Reproduce the records below in full and word for word, excluding pictures.
▬▬▬▬▬▬▬▬▬▬
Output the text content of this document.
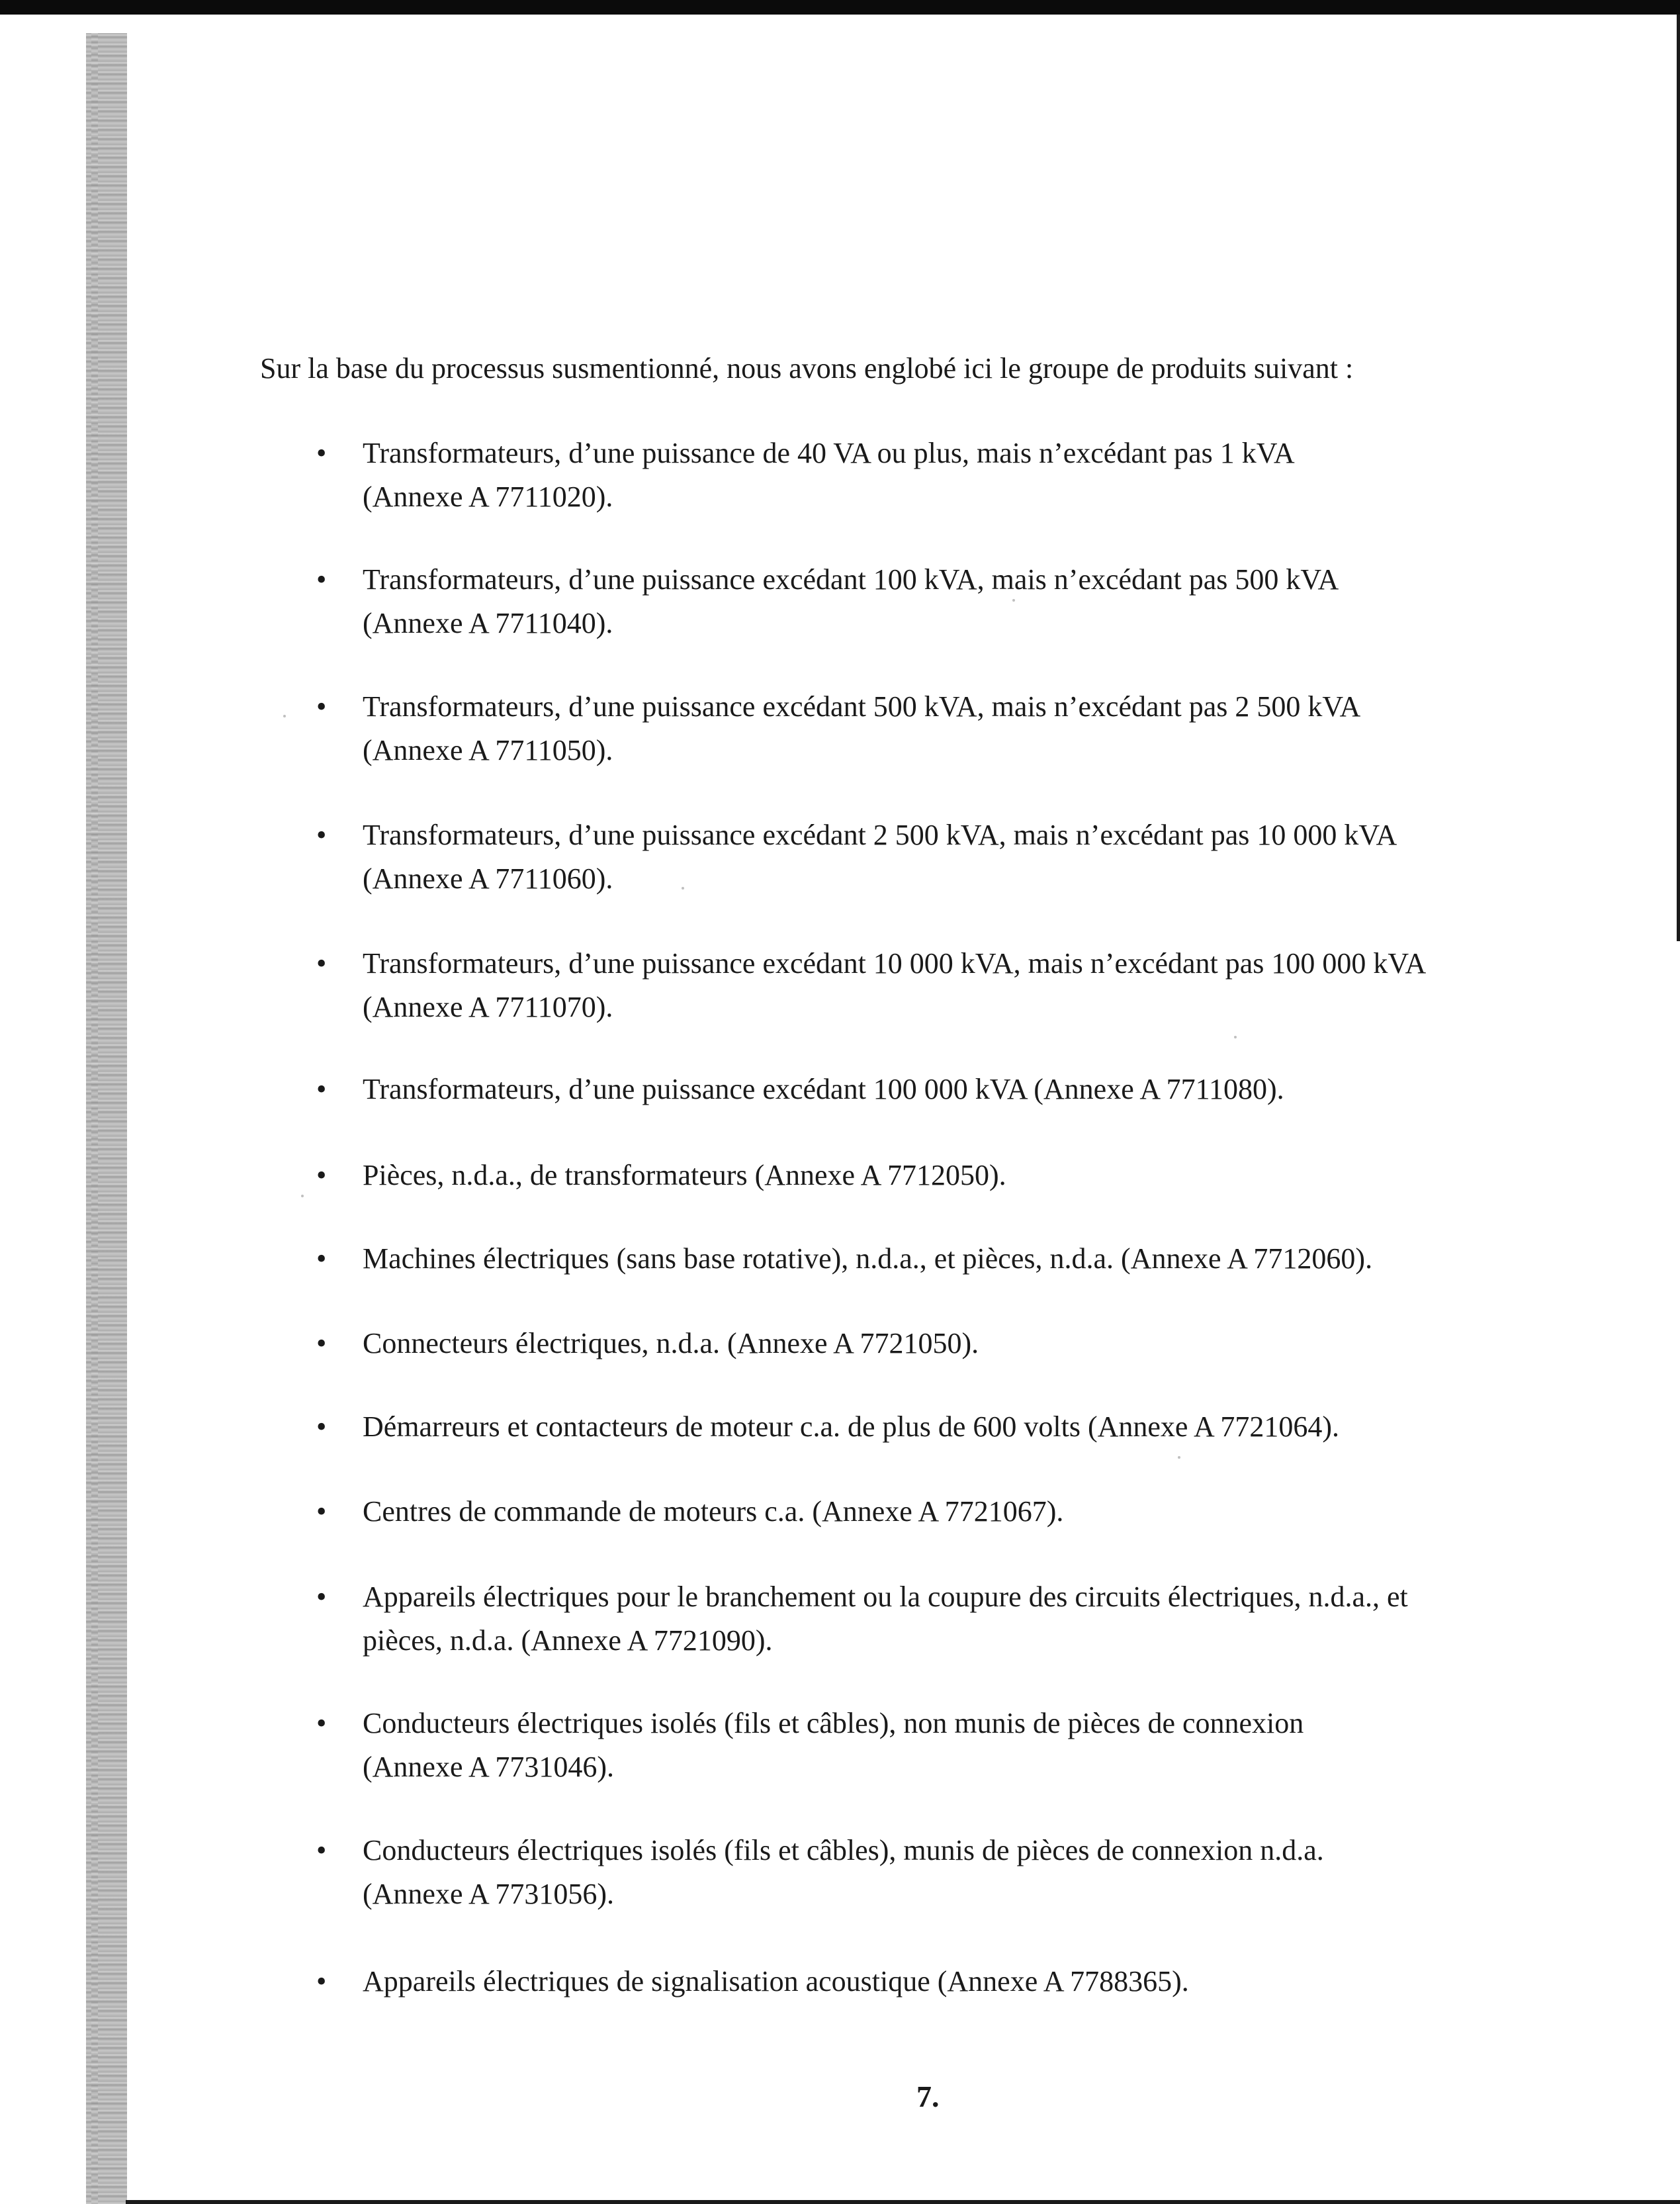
Sur la base du processus susmentionné, nous avons englobé ici le groupe de produits suivant :

•	Transformateurs, d’une puissance de 40 VA ou plus, mais n’excédant pas 1 kVA
(Annexe A 7711020).
•	Transformateurs, d’une puissance excédant 100 kVA, mais n’excédant pas 500 kVA
(Annexe A 7711040).
•	Transformateurs, d’une puissance excédant 500 kVA, mais n’excédant pas 2 500 kVA
(Annexe A 7711050).
•	Transformateurs, d’une puissance excédant 2 500 kVA, mais n’excédant pas 10 000 kVA
(Annexe A 7711060).
•	Transformateurs, d’une puissance excédant 10 000 kVA, mais n’excédant pas 100 000 kVA
(Annexe A 7711070).
•	Transformateurs, d’une puissance excédant 100 000 kVA (Annexe A 7711080).
•	Pièces, n.d.a., de transformateurs (Annexe A 7712050).
•	Machines électriques (sans base rotative), n.d.a., et pièces, n.d.a. (Annexe A 7712060).
•	Connecteurs électriques, n.d.a. (Annexe A 7721050).
•	Démarreurs et contacteurs de moteur c.a. de plus de 600 volts (Annexe A 7721064).
•	Centres de commande de moteurs c.a. (Annexe A 7721067).
•	Appareils électriques pour le branchement ou la coupure des circuits électriques, n.d.a., et
pièces, n.d.a. (Annexe A 7721090).
•	Conducteurs électriques isolés (fils et câbles), non munis de pièces de connexion
(Annexe A 7731046).
•	Conducteurs électriques isolés (fils et câbles), munis de pièces de connexion n.d.a.
(Annexe A 7731056).
•	Appareils électriques de signalisation acoustique (Annexe A 7788365).
7.
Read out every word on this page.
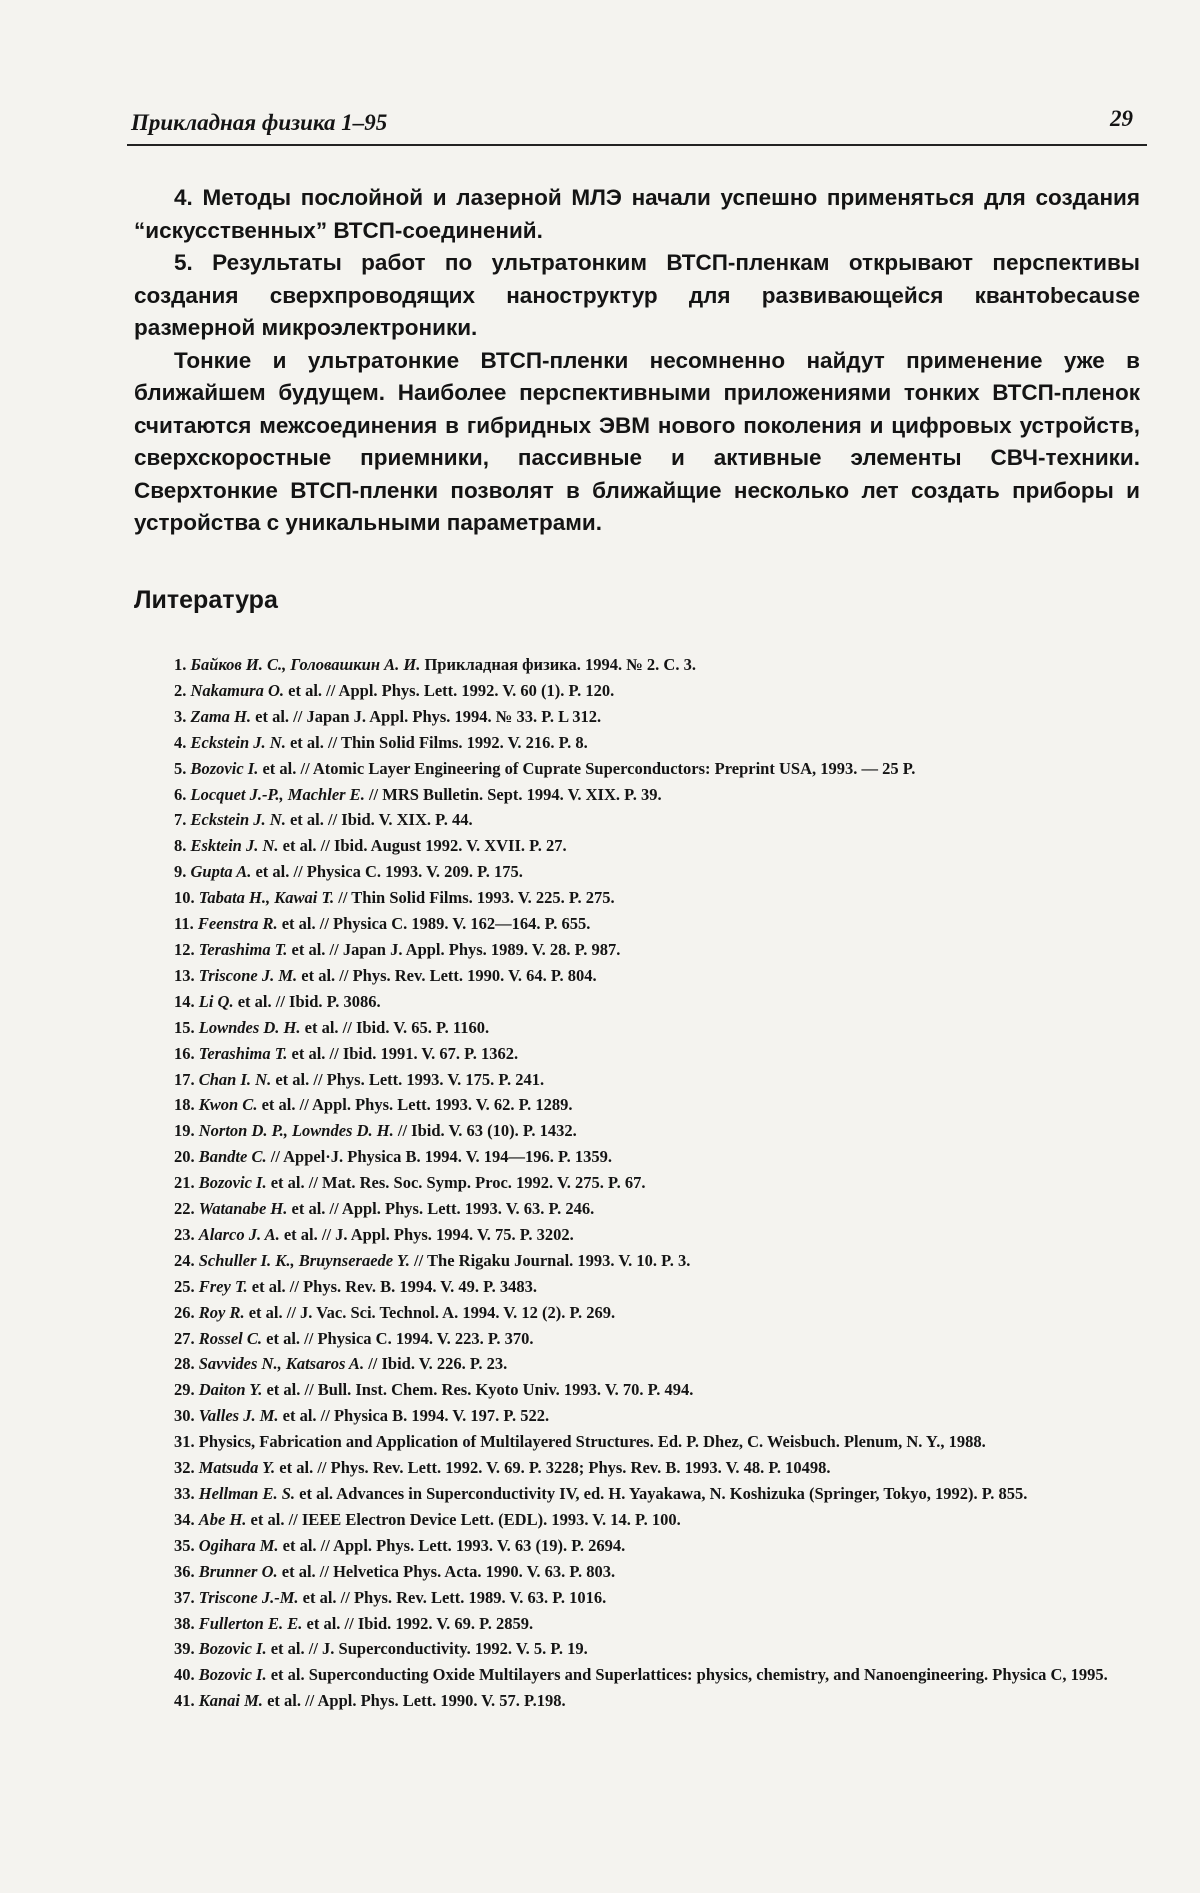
Прикладная физика 1–95	29

4. Методы послойной и лазерной МЛЭ начали успешно применяться для создания “искусственных” ВТСП-соединений.

5. Результаты работ по ультратонким ВТСП-пленкам открывают перспективы создания сверхпроводящих наноструктур для развивающейся квантоbecause размерной микроэлектроники.

Тонкие и ультратонкие ВТСП-пленки несомненно найдут применение уже в ближайшем будущем. Наиболее перспективными приложениями тонких ВТСП-пленок считаются межсоединения в гибридных ЭВМ нового поколения и цифровых устройств, сверхскоростные приемники, пассивные и активные элементы СВЧ-техники. Сверхтонкие ВТСП-пленки позволят в ближайщие несколько лет создать приборы и устройства с уникальными параметрами.

Литература
1. Байков И. С., Головашкин А. И. Прикладная физика. 1994. № 2. С. 3.
2. Nakamura O. et al. // Appl. Phys. Lett. 1992. V. 60 (1). P. 120.
3. Zama H. et al. // Japan J. Appl. Phys. 1994. № 33. P. L 312.
4. Eckstein J. N. et al. // Thin Solid Films. 1992. V. 216. P. 8.
5. Bozovic I. et al. // Atomic Layer Engineering of Cuprate Superconductors: Preprint USA, 1993. — 25 P.
6. Locquet J.-P., Machler E. // MRS Bulletin. Sept. 1994. V. XIX. P. 39.
7. Eckstein J. N. et al. // Ibid. V. XIX. P. 44.
8. Esktein J. N. et al. // Ibid. August 1992. V. XVII. P. 27.
9. Gupta A. et al. // Physica C. 1993. V. 209. P. 175.
10. Tabata H., Kawai T. // Thin Solid Films. 1993. V. 225. P. 275.
11. Feenstra R. et al. // Physica C. 1989. V. 162—164. P. 655.
12. Terashima T. et al. // Japan J. Appl. Phys. 1989. V. 28. P. 987.
13. Triscone J. M. et al. // Phys. Rev. Lett. 1990. V. 64. P. 804.
14. Li Q. et al. // Ibid. P. 3086.
15. Lowndes D. H. et al. // Ibid. V. 65. P. 1160.
16. Terashima T. et al. // Ibid. 1991. V. 67. P. 1362.
17. Chan I. N. et al. // Phys. Lett. 1993. V. 175. P. 241.
18. Kwon C. et al. // Appl. Phys. Lett. 1993. V. 62. P. 1289.
19. Norton D. P., Lowndes D. H. // Ibid. V. 63 (10). P. 1432.
20. Bandte C. // Appel·J. Physica B. 1994. V. 194—196. P. 1359.
21. Bozovic I. et al. // Mat. Res. Soc. Symp. Proc. 1992. V. 275. P. 67.
22. Watanabe H. et al. // Appl. Phys. Lett. 1993. V. 63. P. 246.
23. Alarco J. A. et al. // J. Appl. Phys. 1994. V. 75. P. 3202.
24. Schuller I. K., Bruynseraede Y. // The Rigaku Journal. 1993. V. 10. P. 3.
25. Frey T. et al. // Phys. Rev. B. 1994. V. 49. P. 3483.
26. Roy R. et al. // J. Vac. Sci. Technol. A. 1994. V. 12 (2). P. 269.
27. Rossel C. et al. // Physica C. 1994. V. 223. P. 370.
28. Savvides N., Katsaros A. // Ibid. V. 226. P. 23.
29. Daiton Y. et al. // Bull. Inst. Chem. Res. Kyoto Univ. 1993. V. 70. P. 494.
30. Valles J. M. et al. // Physica B. 1994. V. 197. P. 522.
31. Physics, Fabrication and Application of Multilayered Structures. Ed. P. Dhez, C. Weisbuch. Plenum, N. Y., 1988.
32. Matsuda Y. et al. // Phys. Rev. Lett. 1992. V. 69. P. 3228; Phys. Rev. B. 1993. V. 48. P. 10498.
33. Hellman E. S. et al. Advances in Superconductivity IV, ed. H. Yayakawa, N. Koshizuka (Springer, Tokyo, 1992). P. 855.
34. Abe H. et al. // IEEE Electron Device Lett. (EDL). 1993. V. 14. P. 100.
35. Ogihara M. et al. // Appl. Phys. Lett. 1993. V. 63 (19). P. 2694.
36. Brunner O. et al. // Helvetica Phys. Acta. 1990. V. 63. P. 803.
37. Triscone J.-M. et al. // Phys. Rev. Lett. 1989. V. 63. P. 1016.
38. Fullerton E. E. et al. // Ibid. 1992. V. 69. P. 2859.
39. Bozovic I. et al. // J. Superconductivity. 1992. V. 5. P. 19.
40. Bozovic I. et al. Superconducting Oxide Multilayers and Superlattices: physics, chemistry, and Nanoengineering. Physica C, 1995.
41. Kanai M. et al. // Appl. Phys. Lett. 1990. V. 57. P.198.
▬▬▬▬▬▬▬▬▬▬
**Solution to this exercise**
Output the text content of this document.
Sur la base du processus susmentionné, nous avons englobé ici le groupe de produits suivant :

•	Transformateurs, d’une puissance de 40 VA ou plus, mais n’excédant pas 1 kVA
(Annexe A 7711020).
•	Transformateurs, d’une puissance excédant 100 kVA, mais n’excédant pas 500 kVA
(Annexe A 7711040).
•	Transformateurs, d’une puissance excédant 500 kVA, mais n’excédant pas 2 500 kVA
(Annexe A 7711050).
•	Transformateurs, d’une puissance excédant 2 500 kVA, mais n’excédant pas 10 000 kVA
(Annexe A 7711060).
•	Transformateurs, d’une puissance excédant 10 000 kVA, mais n’excédant pas 100 000 kVA
(Annexe A 7711070).
•	Transformateurs, d’une puissance excédant 100 000 kVA (Annexe A 7711080).
•	Pièces, n.d.a., de transformateurs (Annexe A 7712050).
•	Machines électriques (sans base rotative), n.d.a., et pièces, n.d.a. (Annexe A 7712060).
•	Connecteurs électriques, n.d.a. (Annexe A 7721050).
•	Démarreurs et contacteurs de moteur c.a. de plus de 600 volts (Annexe A 7721064).
•	Centres de commande de moteurs c.a. (Annexe A 7721067).
•	Appareils électriques pour le branchement ou la coupure des circuits électriques, n.d.a., et
pièces, n.d.a. (Annexe A 7721090).
•	Conducteurs électriques isolés (fils et câbles), non munis de pièces de connexion
(Annexe A 7731046).
•	Conducteurs électriques isolés (fils et câbles), munis de pièces de connexion n.d.a.
(Annexe A 7731056).
•	Appareils électriques de signalisation acoustique (Annexe A 7788365).
7.
Read out every word on this page.
Прикладная физика 1–95	29

4. Методы послойной и лазерной МЛЭ начали успешно применяться для создания “искусственных” ВТСП-соединений.

5. Результаты работ по ультратонким ВТСП-пленкам открывают перспективы создания сверхпроводящих наноструктур для развивающейся квантоbecause размерной микроэлектроники.

Тонкие и ультратонкие ВТСП-пленки несомненно найдут применение уже в ближайшем будущем. Наиболее перспективными приложениями тонких ВТСП-пленок считаются межсоединения в гибридных ЭВМ нового поколения и цифровых устройств, сверхскоростные приемники, пассивные и активные элементы СВЧ-техники. Сверхтонкие ВТСП-пленки позволят в ближайщие несколько лет создать приборы и устройства с уникальными параметрами.

Литература
1. Байков И. С., Головашкин А. И. Прикладная физика. 1994. № 2. С. 3.
2. Nakamura O. et al. // Appl. Phys. Lett. 1992. V. 60 (1). P. 120.
3. Zama H. et al. // Japan J. Appl. Phys. 1994. № 33. P. L 312.
4. Eckstein J. N. et al. // Thin Solid Films. 1992. V. 216. P. 8.
5. Bozovic I. et al. // Atomic Layer Engineering of Cuprate Superconductors: Preprint USA, 1993. — 25 P.
6. Locquet J.-P., Machler E. // MRS Bulletin. Sept. 1994. V. XIX. P. 39.
7. Eckstein J. N. et al. // Ibid. V. XIX. P. 44.
8. Esktein J. N. et al. // Ibid. August 1992. V. XVII. P. 27.
9. Gupta A. et al. // Physica C. 1993. V. 209. P. 175.
10. Tabata H., Kawai T. // Thin Solid Films. 1993. V. 225. P. 275.
11. Feenstra R. et al. // Physica C. 1989. V. 162—164. P. 655.
12. Terashima T. et al. // Japan J. Appl. Phys. 1989. V. 28. P. 987.
13. Triscone J. M. et al. // Phys. Rev. Lett. 1990. V. 64. P. 804.
14. Li Q. et al. // Ibid. P. 3086.
15. Lowndes D. H. et al. // Ibid. V. 65. P. 1160.
16. Terashima T. et al. // Ibid. 1991. V. 67. P. 1362.
17. Chan I. N. et al. // Phys. Lett. 1993. V. 175. P. 241.
18. Kwon C. et al. // Appl. Phys. Lett. 1993. V. 62. P. 1289.
19. Norton D. P., Lowndes D. H. // Ibid. V. 63 (10). P. 1432.
20. Bandte C. // Appel·J. Physica B. 1994. V. 194—196. P. 1359.
21. Bozovic I. et al. // Mat. Res. Soc. Symp. Proc. 1992. V. 275. P. 67.
22. Watanabe H. et al. // Appl. Phys. Lett. 1993. V. 63. P. 246.
23. Alarco J. A. et al. // J. Appl. Phys. 1994. V. 75. P. 3202.
24. Schuller I. K., Bruynseraede Y. // The Rigaku Journal. 1993. V. 10. P. 3.
25. Frey T. et al. // Phys. Rev. B. 1994. V. 49. P. 3483.
26. Roy R. et al. // J. Vac. Sci. Technol. A. 1994. V. 12 (2). P. 269.
27. Rossel C. et al. // Physica C. 1994. V. 223. P. 370.
28. Savvides N., Katsaros A. // Ibid. V. 226. P. 23.
29. Daiton Y. et al. // Bull. Inst. Chem. Res. Kyoto Univ. 1993. V. 70. P. 494.
30. Valles J. M. et al. // Physica B. 1994. V. 197. P. 522.
31. Physics, Fabrication and Application of Multilayered Structures. Ed. P. Dhez, C. Weisbuch. Plenum, N. Y., 1988.
32. Matsuda Y. et al. // Phys. Rev. Lett. 1992. V. 69. P. 3228; Phys. Rev. B. 1993. V. 48. P. 10498.
33. Hellman E. S. et al. Advances in Superconductivity IV, ed. H. Yayakawa, N. Koshizuka (Springer, Tokyo, 1992). P. 855.
34. Abe H. et al. // IEEE Electron Device Lett. (EDL). 1993. V. 14. P. 100.
35. Ogihara M. et al. // Appl. Phys. Lett. 1993. V. 63 (19). P. 2694.
36. Brunner O. et al. // Helvetica Phys. Acta. 1990. V. 63. P. 803.
37. Triscone J.-M. et al. // Phys. Rev. Lett. 1989. V. 63. P. 1016.
38. Fullerton E. E. et al. // Ibid. 1992. V. 69. P. 2859.
39. Bozovic I. et al. // J. Superconductivity. 1992. V. 5. P. 19.
40. Bozovic I. et al. Superconducting Oxide Multilayers and Superlattices: physics, chemistry, and Nanoengineering. Physica C, 1995.
41. Kanai M. et al. // Appl. Phys. Lett. 1990. V. 57. P.198.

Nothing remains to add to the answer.